→ EXERCISE PROMPT: Extract every entry word for word.
____________________
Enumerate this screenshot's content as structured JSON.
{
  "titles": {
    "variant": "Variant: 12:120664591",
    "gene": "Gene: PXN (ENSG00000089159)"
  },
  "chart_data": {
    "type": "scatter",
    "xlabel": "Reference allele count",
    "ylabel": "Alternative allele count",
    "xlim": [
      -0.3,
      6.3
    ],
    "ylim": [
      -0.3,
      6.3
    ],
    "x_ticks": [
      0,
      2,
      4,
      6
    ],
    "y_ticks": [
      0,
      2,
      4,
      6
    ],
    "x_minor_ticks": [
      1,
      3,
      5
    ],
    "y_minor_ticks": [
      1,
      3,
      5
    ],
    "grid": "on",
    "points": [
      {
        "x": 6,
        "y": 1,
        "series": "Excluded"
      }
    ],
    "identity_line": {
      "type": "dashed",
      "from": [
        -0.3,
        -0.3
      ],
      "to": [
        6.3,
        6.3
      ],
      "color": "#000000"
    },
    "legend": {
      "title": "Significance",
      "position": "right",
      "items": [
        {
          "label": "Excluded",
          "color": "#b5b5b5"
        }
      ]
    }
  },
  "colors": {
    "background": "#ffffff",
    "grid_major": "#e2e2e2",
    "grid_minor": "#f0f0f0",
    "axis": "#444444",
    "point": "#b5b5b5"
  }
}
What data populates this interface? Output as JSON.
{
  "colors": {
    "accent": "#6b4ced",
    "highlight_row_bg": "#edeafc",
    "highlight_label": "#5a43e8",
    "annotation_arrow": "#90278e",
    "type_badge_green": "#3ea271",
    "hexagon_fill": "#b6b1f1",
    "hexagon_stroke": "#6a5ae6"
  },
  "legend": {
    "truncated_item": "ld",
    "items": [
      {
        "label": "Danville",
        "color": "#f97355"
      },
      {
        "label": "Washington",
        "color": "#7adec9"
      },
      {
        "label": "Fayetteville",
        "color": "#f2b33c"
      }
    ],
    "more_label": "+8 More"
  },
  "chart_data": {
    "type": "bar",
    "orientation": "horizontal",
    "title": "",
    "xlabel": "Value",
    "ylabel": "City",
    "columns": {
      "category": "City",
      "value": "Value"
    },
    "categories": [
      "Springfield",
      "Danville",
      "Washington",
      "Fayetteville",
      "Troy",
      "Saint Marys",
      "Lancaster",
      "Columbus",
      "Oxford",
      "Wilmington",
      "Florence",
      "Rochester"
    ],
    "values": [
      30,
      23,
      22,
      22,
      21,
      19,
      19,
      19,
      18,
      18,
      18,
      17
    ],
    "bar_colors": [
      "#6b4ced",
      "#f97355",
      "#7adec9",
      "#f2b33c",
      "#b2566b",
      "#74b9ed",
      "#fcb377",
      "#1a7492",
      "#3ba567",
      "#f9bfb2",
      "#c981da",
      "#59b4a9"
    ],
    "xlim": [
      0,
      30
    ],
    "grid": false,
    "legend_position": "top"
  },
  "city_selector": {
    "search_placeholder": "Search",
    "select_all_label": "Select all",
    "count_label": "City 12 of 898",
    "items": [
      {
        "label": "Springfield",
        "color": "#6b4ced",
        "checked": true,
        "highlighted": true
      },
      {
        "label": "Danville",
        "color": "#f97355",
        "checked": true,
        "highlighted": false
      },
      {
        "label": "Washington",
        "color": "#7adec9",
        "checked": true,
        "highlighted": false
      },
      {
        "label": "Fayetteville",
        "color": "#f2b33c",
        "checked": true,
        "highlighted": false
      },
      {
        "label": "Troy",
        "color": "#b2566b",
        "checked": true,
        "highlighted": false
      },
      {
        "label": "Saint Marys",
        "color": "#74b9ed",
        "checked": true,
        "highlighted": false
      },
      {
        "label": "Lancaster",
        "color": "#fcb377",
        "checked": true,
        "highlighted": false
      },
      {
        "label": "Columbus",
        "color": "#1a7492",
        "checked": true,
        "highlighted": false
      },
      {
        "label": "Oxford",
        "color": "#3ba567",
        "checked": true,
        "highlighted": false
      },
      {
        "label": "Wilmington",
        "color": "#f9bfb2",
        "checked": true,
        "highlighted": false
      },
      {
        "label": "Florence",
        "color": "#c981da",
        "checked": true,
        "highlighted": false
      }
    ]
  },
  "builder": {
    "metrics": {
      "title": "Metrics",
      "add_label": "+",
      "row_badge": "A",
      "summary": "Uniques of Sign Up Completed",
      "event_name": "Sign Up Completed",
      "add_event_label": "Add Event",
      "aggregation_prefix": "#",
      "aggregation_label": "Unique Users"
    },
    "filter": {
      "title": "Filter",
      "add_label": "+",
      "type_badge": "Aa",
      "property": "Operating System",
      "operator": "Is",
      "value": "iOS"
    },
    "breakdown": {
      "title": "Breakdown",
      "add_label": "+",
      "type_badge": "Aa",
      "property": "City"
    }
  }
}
____________________
→ REPLY TO THE TASK:
Enumerate this screenshot's content as structured JSON.
{
  "titles": {
    "variant": "Variant: 12:120664591",
    "gene": "Gene: PXN (ENSG00000089159)"
  },
  "chart_data": {
    "type": "scatter",
    "xlabel": "Reference allele count",
    "ylabel": "Alternative allele count",
    "xlim": [
      -0.3,
      6.3
    ],
    "ylim": [
      -0.3,
      6.3
    ],
    "x_ticks": [
      0,
      2,
      4,
      6
    ],
    "y_ticks": [
      0,
      2,
      4,
      6
    ],
    "x_minor_ticks": [
      1,
      3,
      5
    ],
    "y_minor_ticks": [
      1,
      3,
      5
    ],
    "grid": "on",
    "points": [
      {
        "x": 6,
        "y": 1,
        "series": "Excluded"
      }
    ],
    "identity_line": {
      "type": "dashed",
      "from": [
        -0.3,
        -0.3
      ],
      "to": [
        6.3,
        6.3
      ],
      "color": "#000000"
    },
    "legend": {
      "title": "Significance",
      "position": "right",
      "items": [
        {
          "label": "Excluded",
          "color": "#b5b5b5"
        }
      ]
    }
  },
  "colors": {
    "background": "#ffffff",
    "grid_major": "#e2e2e2",
    "grid_minor": "#f0f0f0",
    "axis": "#444444",
    "point": "#b5b5b5"
  }
}
What data populates this interface? Output as JSON.
{
  "colors": {
    "accent": "#6b4ced",
    "highlight_row_bg": "#edeafc",
    "highlight_label": "#5a43e8",
    "annotation_arrow": "#90278e",
    "type_badge_green": "#3ea271",
    "hexagon_fill": "#b6b1f1",
    "hexagon_stroke": "#6a5ae6"
  },
  "legend": {
    "truncated_item": "ld",
    "items": [
      {
        "label": "Danville",
        "color": "#f97355"
      },
      {
        "label": "Washington",
        "color": "#7adec9"
      },
      {
        "label": "Fayetteville",
        "color": "#f2b33c"
      }
    ],
    "more_label": "+8 More"
  },
  "chart_data": {
    "type": "bar",
    "orientation": "horizontal",
    "title": "",
    "xlabel": "Value",
    "ylabel": "City",
    "columns": {
      "category": "City",
      "value": "Value"
    },
    "categories": [
      "Springfield",
      "Danville",
      "Washington",
      "Fayetteville",
      "Troy",
      "Saint Marys",
      "Lancaster",
      "Columbus",
      "Oxford",
      "Wilmington",
      "Florence",
      "Rochester"
    ],
    "values": [
      30,
      23,
      22,
      22,
      21,
      19,
      19,
      19,
      18,
      18,
      18,
      17
    ],
    "bar_colors": [
      "#6b4ced",
      "#f97355",
      "#7adec9",
      "#f2b33c",
      "#b2566b",
      "#74b9ed",
      "#fcb377",
      "#1a7492",
      "#3ba567",
      "#f9bfb2",
      "#c981da",
      "#59b4a9"
    ],
    "xlim": [
      0,
      30
    ],
    "grid": false,
    "legend_position": "top"
  },
  "city_selector": {
    "search_placeholder": "Search",
    "select_all_label": "Select all",
    "count_label": "City 12 of 898",
    "items": [
      {
        "label": "Springfield",
        "color": "#6b4ced",
        "checked": true,
        "highlighted": true
      },
      {
        "label": "Danville",
        "color": "#f97355",
        "checked": true,
        "highlighted": false
      },
      {
        "label": "Washington",
        "color": "#7adec9",
        "checked": true,
        "highlighted": false
      },
      {
        "label": "Fayetteville",
        "color": "#f2b33c",
        "checked": true,
        "highlighted": false
      },
      {
        "label": "Troy",
        "color": "#b2566b",
        "checked": true,
        "highlighted": false
      },
      {
        "label": "Saint Marys",
        "color": "#74b9ed",
        "checked": true,
        "highlighted": false
      },
      {
        "label": "Lancaster",
        "color": "#fcb377",
        "checked": true,
        "highlighted": false
      },
      {
        "label": "Columbus",
        "color": "#1a7492",
        "checked": true,
        "highlighted": false
      },
      {
        "label": "Oxford",
        "color": "#3ba567",
        "checked": true,
        "highlighted": false
      },
      {
        "label": "Wilmington",
        "color": "#f9bfb2",
        "checked": true,
        "highlighted": false
      },
      {
        "label": "Florence",
        "color": "#c981da",
        "checked": true,
        "highlighted": false
      }
    ]
  },
  "builder": {
    "metrics": {
      "title": "Metrics",
      "add_label": "+",
      "row_badge": "A",
      "summary": "Uniques of Sign Up Completed",
      "event_name": "Sign Up Completed",
      "add_event_label": "Add Event",
      "aggregation_prefix": "#",
      "aggregation_label": "Unique Users"
    },
    "filter": {
      "title": "Filter",
      "add_label": "+",
      "type_badge": "Aa",
      "property": "Operating System",
      "operator": "Is",
      "value": "iOS"
    },
    "breakdown": {
      "title": "Breakdown",
      "add_label": "+",
      "type_badge": "Aa",
      "property": "City"
    }
  }
}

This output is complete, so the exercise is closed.